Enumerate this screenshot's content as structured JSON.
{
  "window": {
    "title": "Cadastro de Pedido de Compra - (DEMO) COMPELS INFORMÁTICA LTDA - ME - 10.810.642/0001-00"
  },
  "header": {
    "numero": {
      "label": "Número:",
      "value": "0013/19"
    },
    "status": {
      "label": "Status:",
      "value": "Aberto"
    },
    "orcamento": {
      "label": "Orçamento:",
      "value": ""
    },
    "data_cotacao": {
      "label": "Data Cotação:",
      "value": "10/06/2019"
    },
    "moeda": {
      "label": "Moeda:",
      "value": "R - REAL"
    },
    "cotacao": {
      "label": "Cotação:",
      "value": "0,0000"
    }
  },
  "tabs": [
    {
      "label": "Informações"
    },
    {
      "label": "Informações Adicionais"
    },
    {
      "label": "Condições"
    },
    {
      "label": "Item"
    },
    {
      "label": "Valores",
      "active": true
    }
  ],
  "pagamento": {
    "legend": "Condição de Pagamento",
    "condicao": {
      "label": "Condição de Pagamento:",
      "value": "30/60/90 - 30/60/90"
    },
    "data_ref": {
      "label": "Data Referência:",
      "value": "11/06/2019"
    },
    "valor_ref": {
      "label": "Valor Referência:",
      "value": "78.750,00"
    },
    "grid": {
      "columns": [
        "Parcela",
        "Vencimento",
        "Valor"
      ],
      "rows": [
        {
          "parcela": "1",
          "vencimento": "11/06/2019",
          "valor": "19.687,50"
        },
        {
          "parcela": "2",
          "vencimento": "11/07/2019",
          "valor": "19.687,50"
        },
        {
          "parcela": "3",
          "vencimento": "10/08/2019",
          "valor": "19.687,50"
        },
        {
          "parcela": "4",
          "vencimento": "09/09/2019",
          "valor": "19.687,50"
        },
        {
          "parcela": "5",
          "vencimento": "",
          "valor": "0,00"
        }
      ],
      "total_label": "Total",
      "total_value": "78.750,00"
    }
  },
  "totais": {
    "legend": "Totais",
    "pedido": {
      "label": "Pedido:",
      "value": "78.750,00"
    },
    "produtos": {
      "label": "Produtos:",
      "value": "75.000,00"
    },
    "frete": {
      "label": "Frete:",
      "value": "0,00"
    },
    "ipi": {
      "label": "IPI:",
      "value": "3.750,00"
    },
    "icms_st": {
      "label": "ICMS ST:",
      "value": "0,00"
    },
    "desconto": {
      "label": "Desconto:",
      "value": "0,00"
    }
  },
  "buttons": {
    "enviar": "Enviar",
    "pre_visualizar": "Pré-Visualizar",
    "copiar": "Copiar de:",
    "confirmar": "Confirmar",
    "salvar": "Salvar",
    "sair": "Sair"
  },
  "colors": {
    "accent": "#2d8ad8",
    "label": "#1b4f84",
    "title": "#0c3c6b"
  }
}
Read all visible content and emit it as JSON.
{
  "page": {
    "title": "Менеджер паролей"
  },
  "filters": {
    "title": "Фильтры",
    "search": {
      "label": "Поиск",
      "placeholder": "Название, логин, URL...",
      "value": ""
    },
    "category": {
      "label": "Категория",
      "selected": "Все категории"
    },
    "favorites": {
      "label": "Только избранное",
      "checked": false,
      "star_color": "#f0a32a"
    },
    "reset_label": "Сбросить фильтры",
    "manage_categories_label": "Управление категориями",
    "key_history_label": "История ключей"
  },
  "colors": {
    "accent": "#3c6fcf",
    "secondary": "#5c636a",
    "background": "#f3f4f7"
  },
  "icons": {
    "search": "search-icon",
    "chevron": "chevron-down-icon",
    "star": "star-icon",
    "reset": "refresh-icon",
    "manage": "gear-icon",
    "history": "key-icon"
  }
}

=-=-=

Report how many lines in the records hold the word "JSON", giving the number and nothing else.

• Correct response
2